*WHAT YOU SHOULD DO:* Pick out each line in these entries that contains the string "text".

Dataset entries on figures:
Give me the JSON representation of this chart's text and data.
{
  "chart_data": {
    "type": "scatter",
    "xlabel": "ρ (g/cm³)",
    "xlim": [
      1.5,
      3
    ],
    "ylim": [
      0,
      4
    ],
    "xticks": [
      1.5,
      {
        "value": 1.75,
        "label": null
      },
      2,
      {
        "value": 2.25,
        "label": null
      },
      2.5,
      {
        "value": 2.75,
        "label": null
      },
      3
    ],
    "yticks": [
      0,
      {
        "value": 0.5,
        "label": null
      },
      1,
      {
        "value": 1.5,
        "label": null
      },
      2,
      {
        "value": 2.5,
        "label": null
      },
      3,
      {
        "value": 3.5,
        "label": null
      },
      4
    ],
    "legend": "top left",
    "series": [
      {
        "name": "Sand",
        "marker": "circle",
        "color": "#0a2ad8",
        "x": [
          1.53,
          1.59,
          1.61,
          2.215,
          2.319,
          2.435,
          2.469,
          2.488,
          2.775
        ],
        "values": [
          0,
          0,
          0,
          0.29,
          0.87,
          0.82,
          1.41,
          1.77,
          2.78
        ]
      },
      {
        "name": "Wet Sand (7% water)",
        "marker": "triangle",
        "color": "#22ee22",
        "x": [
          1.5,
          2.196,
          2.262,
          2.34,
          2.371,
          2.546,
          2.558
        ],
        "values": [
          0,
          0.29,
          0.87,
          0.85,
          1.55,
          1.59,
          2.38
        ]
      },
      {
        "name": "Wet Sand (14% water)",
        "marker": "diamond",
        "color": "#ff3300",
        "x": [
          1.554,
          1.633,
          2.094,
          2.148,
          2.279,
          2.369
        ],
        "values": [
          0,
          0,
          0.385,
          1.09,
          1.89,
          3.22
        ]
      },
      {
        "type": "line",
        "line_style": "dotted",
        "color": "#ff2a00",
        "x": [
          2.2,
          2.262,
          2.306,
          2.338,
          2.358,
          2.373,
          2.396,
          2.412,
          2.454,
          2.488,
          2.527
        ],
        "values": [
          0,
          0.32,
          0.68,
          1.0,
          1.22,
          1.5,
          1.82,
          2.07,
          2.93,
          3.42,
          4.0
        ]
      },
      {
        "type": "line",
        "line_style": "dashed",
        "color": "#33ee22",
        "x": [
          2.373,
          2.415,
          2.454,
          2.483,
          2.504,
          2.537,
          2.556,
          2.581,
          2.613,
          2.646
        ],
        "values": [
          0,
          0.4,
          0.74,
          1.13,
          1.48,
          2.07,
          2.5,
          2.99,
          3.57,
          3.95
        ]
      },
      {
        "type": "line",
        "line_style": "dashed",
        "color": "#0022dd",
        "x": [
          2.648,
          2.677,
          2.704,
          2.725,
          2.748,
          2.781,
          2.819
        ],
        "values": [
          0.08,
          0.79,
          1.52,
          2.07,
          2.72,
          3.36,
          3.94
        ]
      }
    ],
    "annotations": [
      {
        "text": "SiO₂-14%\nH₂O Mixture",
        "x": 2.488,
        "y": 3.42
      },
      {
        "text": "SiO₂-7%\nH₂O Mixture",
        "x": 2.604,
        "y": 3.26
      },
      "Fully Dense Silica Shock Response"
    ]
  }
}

*ANSWER TO THIS EXERCISE:*
Give me the JSON representation of this chart's text and data.
        "text": "SiO₂-14%\nH₂O Mixture",
        "text": "SiO₂-7%\nH₂O Mixture",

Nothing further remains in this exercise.